● **Exercise**: Gather up the lines that contain "Большого".

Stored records
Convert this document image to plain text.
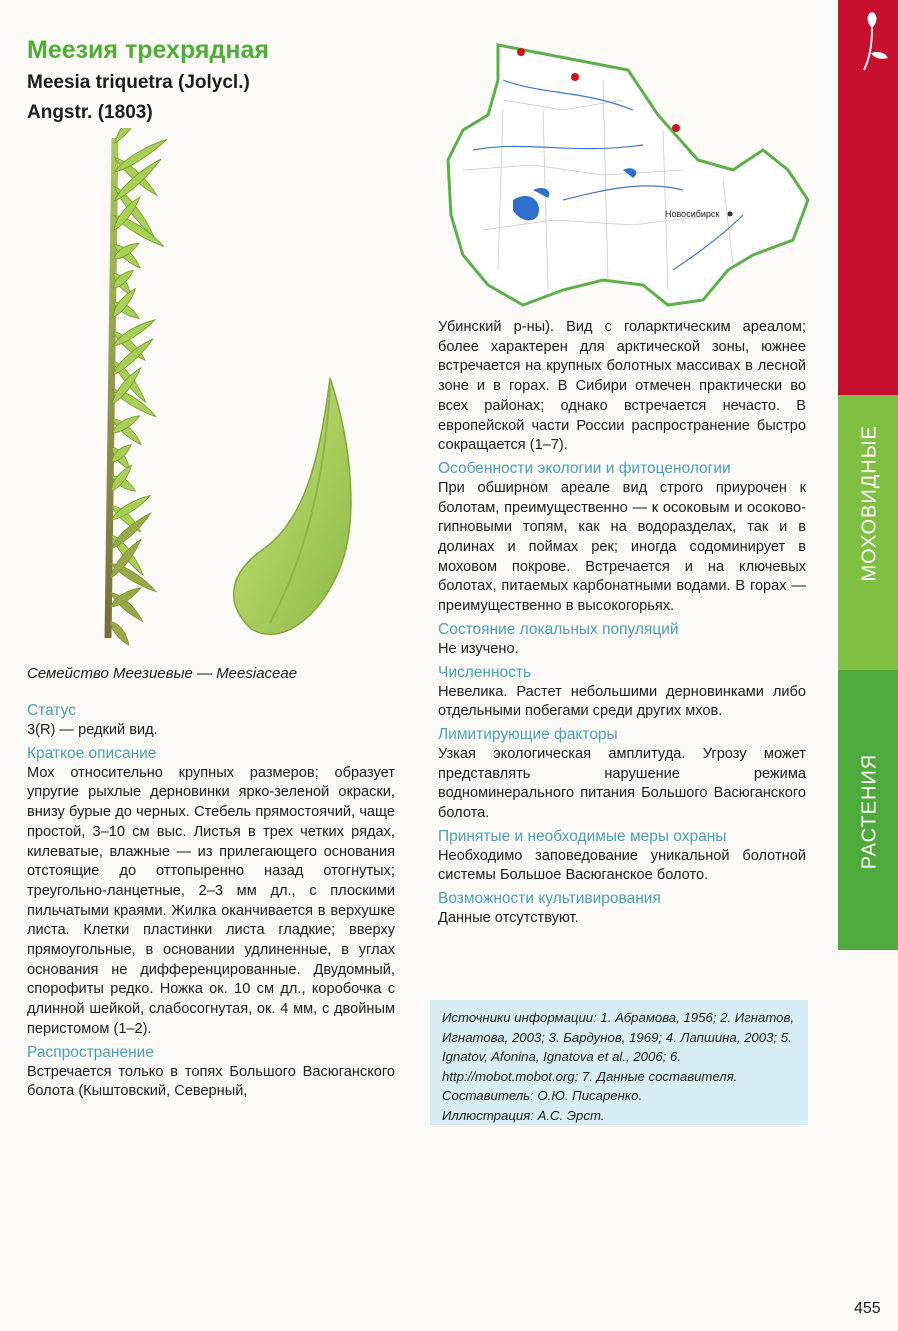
Меезия трехрядная
Meesia triquetra (Jolycl.)
Angstr. (1803)
Новосибирск
Семейство Меезиевые — Meesiaceae
Статус

3(R) — редкий вид.

Краткое описание

Мох относительно крупных размеров; образует упругие рыхлые дерновинки ярко-зеленой окраски, внизу бурые до черных. Стебель прямостоячий, чаще простой, 3–10 см выс. Листья в трех четких рядах, килеватые, влажные — из прилегающего основания отстоящие до оттопыренно назад отогнутых; треугольно-ланцетные, 2–3 мм дл., с плоскими пильчатыми краями. Жилка оканчивается в верхушке листа. Клетки пластинки листа гладкие; вверху прямоугольные, в основании удлиненные, в углах основания не дифференцированные. Двудомный, спорофиты редко. Ножка ок. 10 см дл., коробочка с длинной шейкой, слабосогнутая, ок. 4 мм, с двойным перистомом (1–2).

Распространение

Встречается только в топях Большого Васюганского болота (Кыштовский, Северный,

Убинский р-ны). Вид с голарктическим ареалом; более характерен для арктической зоны, южнее встречается на крупных болотных массивах в лесной зоне и в горах. В Сибири отмечен практически во всех районах; однако встречается нечасто. В европейской части России распространение быстро сокращается (1–7).

Особенности экологии и фитоценологии

При обширном ареале вид строго приурочен к болотам, преимущественно — к осоковым и осоково-гипновыми топям, как на водоразделах, так и в долинах и поймах рек; иногда содоминирует в моховом покрове. Встречается и на ключевых болотах, питаемых карбонатными водами. В горах — преимущественно в высокогорьях.

Состояние локальных популяций

Не изучено.

Численность

Невелика. Растет небольшими дерновинками либо отдельными побегами среди других мхов.

Лимитирующие факторы

Узкая экологическая амплитуда. Угрозу может представлять нарушение режима водноминерального питания Большого Васюганского болота.

Принятые и необходимые меры охраны

Необходимо заповедование уникальной болотной системы Большое Васюганское болото.

Возможности культивирования

Данные отсутствуют.

Источники информации: 1. Абрамова, 1956; 2. Игнатов, Игнатова, 2003; 3. Бардунов, 1969; 4. Лапшина, 2003; 5. Ignatov, Afonina, Ignatova et al., 2006; 6. http://mobot.mobot.org; 7. Данные составителя.

Составитель: О.Ю. Писаренко.

Иллюстрация: А.С. Эрст.

МОХОВИДНЫЕ
РАСТЕНИЯ
455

● **The output**:
Встречается только в топях Большого Васюганского болота (Кыштовский, Северный,
Узкая экологическая амплитуда. Угрозу может представлять нарушение режима водноминерального питания Большого Васюганского болота.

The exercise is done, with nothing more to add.